> [REQUIREMENT]: Can you reproduce the data beneath, keeping every line exact?
━━━ ENTRIES PROVIDED
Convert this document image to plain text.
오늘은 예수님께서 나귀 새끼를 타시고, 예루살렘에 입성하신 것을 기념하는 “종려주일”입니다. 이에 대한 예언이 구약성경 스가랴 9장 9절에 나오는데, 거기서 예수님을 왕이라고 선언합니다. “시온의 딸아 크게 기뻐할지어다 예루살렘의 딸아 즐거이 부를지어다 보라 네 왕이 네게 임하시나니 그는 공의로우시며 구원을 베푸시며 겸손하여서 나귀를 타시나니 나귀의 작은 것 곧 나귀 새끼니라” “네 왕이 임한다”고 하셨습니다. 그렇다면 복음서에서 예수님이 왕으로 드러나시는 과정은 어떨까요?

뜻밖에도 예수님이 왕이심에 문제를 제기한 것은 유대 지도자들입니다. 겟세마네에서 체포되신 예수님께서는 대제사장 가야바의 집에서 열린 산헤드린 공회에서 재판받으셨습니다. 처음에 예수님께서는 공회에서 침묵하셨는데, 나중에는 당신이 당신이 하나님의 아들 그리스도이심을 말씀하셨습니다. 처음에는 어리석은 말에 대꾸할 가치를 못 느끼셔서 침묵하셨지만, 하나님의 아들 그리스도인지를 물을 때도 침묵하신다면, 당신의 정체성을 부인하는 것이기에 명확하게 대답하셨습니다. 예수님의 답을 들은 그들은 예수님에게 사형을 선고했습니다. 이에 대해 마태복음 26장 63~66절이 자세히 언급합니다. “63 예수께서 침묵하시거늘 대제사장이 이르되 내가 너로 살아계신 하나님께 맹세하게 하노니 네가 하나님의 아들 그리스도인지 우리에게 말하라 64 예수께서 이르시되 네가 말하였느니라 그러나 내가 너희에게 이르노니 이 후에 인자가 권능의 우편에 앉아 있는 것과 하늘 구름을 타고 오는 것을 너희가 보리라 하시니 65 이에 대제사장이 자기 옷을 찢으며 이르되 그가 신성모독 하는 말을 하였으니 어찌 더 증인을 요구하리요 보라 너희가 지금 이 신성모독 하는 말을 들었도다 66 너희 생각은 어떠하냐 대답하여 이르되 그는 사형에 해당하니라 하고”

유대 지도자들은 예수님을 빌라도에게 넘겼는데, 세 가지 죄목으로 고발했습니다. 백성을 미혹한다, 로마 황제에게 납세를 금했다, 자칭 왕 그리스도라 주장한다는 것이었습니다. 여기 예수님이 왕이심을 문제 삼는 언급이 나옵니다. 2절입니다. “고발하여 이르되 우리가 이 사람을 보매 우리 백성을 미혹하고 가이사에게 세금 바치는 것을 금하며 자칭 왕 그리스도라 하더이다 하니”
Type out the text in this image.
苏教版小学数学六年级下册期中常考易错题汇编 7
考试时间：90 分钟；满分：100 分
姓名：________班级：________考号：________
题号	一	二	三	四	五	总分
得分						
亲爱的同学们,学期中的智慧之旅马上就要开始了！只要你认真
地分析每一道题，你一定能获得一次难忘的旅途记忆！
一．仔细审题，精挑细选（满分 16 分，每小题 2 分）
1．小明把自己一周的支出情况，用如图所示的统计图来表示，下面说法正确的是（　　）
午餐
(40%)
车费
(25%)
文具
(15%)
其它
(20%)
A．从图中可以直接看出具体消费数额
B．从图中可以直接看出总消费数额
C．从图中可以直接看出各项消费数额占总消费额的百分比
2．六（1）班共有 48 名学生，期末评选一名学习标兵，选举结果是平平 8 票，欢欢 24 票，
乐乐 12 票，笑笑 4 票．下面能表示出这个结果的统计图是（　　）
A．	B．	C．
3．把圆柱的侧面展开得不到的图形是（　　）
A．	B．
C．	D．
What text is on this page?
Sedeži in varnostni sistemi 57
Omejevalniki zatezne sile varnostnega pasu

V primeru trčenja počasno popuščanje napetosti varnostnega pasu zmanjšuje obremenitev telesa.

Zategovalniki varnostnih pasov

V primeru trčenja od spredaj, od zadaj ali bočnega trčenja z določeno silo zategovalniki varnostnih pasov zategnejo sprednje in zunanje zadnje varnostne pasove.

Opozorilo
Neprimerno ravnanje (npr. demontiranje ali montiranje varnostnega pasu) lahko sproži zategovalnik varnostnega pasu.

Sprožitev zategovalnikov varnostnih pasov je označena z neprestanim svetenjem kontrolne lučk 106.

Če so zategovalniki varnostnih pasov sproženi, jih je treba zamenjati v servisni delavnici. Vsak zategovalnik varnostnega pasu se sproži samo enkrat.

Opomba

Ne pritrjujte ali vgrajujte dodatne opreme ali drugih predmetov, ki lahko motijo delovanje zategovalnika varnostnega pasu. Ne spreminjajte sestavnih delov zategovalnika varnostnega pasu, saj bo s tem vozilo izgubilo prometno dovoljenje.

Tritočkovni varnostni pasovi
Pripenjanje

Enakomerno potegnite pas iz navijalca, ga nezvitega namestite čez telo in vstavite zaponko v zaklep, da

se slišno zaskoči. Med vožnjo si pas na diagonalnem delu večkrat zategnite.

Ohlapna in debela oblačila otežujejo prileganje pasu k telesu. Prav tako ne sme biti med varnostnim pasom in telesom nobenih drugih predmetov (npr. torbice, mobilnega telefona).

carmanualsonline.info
━━━━━━
> [ANSWER TO THE PROBLEM]:
Convert this document image to plain text.
오늘은 예수님께서 나귀 새끼를 타시고, 예루살렘에 입성하신 것을 기념하는 “종려주일”입니다. 이에 대한 예언이 구약성경 스가랴 9장 9절에 나오는데, 거기서 예수님을 왕이라고 선언합니다. “시온의 딸아 크게 기뻐할지어다 예루살렘의 딸아 즐거이 부를지어다 보라 네 왕이 네게 임하시나니 그는 공의로우시며 구원을 베푸시며 겸손하여서 나귀를 타시나니 나귀의 작은 것 곧 나귀 새끼니라” “네 왕이 임한다”고 하셨습니다. 그렇다면 복음서에서 예수님이 왕으로 드러나시는 과정은 어떨까요?

뜻밖에도 예수님이 왕이심에 문제를 제기한 것은 유대 지도자들입니다. 겟세마네에서 체포되신 예수님께서는 대제사장 가야바의 집에서 열린 산헤드린 공회에서 재판받으셨습니다. 처음에 예수님께서는 공회에서 침묵하셨는데, 나중에는 당신이 당신이 하나님의 아들 그리스도이심을 말씀하셨습니다. 처음에는 어리석은 말에 대꾸할 가치를 못 느끼셔서 침묵하셨지만, 하나님의 아들 그리스도인지를 물을 때도 침묵하신다면, 당신의 정체성을 부인하는 것이기에 명확하게 대답하셨습니다. 예수님의 답을 들은 그들은 예수님에게 사형을 선고했습니다. 이에 대해 마태복음 26장 63~66절이 자세히 언급합니다. “63 예수께서 침묵하시거늘 대제사장이 이르되 내가 너로 살아계신 하나님께 맹세하게 하노니 네가 하나님의 아들 그리스도인지 우리에게 말하라 64 예수께서 이르시되 네가 말하였느니라 그러나 내가 너희에게 이르노니 이 후에 인자가 권능의 우편에 앉아 있는 것과 하늘 구름을 타고 오는 것을 너희가 보리라 하시니 65 이에 대제사장이 자기 옷을 찢으며 이르되 그가 신성모독 하는 말을 하였으니 어찌 더 증인을 요구하리요 보라 너희가 지금 이 신성모독 하는 말을 들었도다 66 너희 생각은 어떠하냐 대답하여 이르되 그는 사형에 해당하니라 하고”

유대 지도자들은 예수님을 빌라도에게 넘겼는데, 세 가지 죄목으로 고발했습니다. 백성을 미혹한다, 로마 황제에게 납세를 금했다, 자칭 왕 그리스도라 주장한다는 것이었습니다. 여기 예수님이 왕이심을 문제 삼는 언급이 나옵니다. 2절입니다. “고발하여 이르되 우리가 이 사람을 보매 우리 백성을 미혹하고 가이사에게 세금 바치는 것을 금하며 자칭 왕 그리스도라 하더이다 하니”
Type out the text in this image.
苏教版小学数学六年级下册期中常考易错题汇编 7
考试时间：90 分钟；满分：100 分
姓名：________班级：________考号：________
题号	一	二	三	四	五	总分
得分						
亲爱的同学们,学期中的智慧之旅马上就要开始了！只要你认真
地分析每一道题，你一定能获得一次难忘的旅途记忆！
一．仔细审题，精挑细选（满分 16 分，每小题 2 分）
1．小明把自己一周的支出情况，用如图所示的统计图来表示，下面说法正确的是（　　）
午餐
(40%)
车费
(25%)
文具
(15%)
其它
(20%)
A．从图中可以直接看出具体消费数额
B．从图中可以直接看出总消费数额
C．从图中可以直接看出各项消费数额占总消费额的百分比
2．六（1）班共有 48 名学生，期末评选一名学习标兵，选举结果是平平 8 票，欢欢 24 票，
乐乐 12 票，笑笑 4 票．下面能表示出这个结果的统计图是（　　）
A．	B．	C．
3．把圆柱的侧面展开得不到的图形是（　　）
A．	B．
C．	D．
What text is on this page?
Sedeži in varnostni sistemi 57
Omejevalniki zatezne sile varnostnega pasu

V primeru trčenja počasno popuščanje napetosti varnostnega pasu zmanjšuje obremenitev telesa.

Zategovalniki varnostnih pasov

V primeru trčenja od spredaj, od zadaj ali bočnega trčenja z določeno silo zategovalniki varnostnih pasov zategnejo sprednje in zunanje zadnje varnostne pasove.

Opozorilo
Neprimerno ravnanje (npr. demontiranje ali montiranje varnostnega pasu) lahko sproži zategovalnik varnostnega pasu.

Sprožitev zategovalnikov varnostnih pasov je označena z neprestanim svetenjem kontrolne lučk 106.

Če so zategovalniki varnostnih pasov sproženi, jih je treba zamenjati v servisni delavnici. Vsak zategovalnik varnostnega pasu se sproži samo enkrat.

Opomba

Ne pritrjujte ali vgrajujte dodatne opreme ali drugih predmetov, ki lahko motijo delovanje zategovalnika varnostnega pasu. Ne spreminjajte sestavnih delov zategovalnika varnostnega pasu, saj bo s tem vozilo izgubilo prometno dovoljenje.

Tritočkovni varnostni pasovi
Pripenjanje

Enakomerno potegnite pas iz navijalca, ga nezvitega namestite čez telo in vstavite zaponko v zaklep, da

se slišno zaskoči. Med vožnjo si pas na diagonalnem delu večkrat zategnite.

Ohlapna in debela oblačila otežujejo prileganje pasu k telesu. Prav tako ne sme biti med varnostnim pasom in telesom nobenih drugih predmetov (npr. torbice, mobilnega telefona).

carmanualsonline.info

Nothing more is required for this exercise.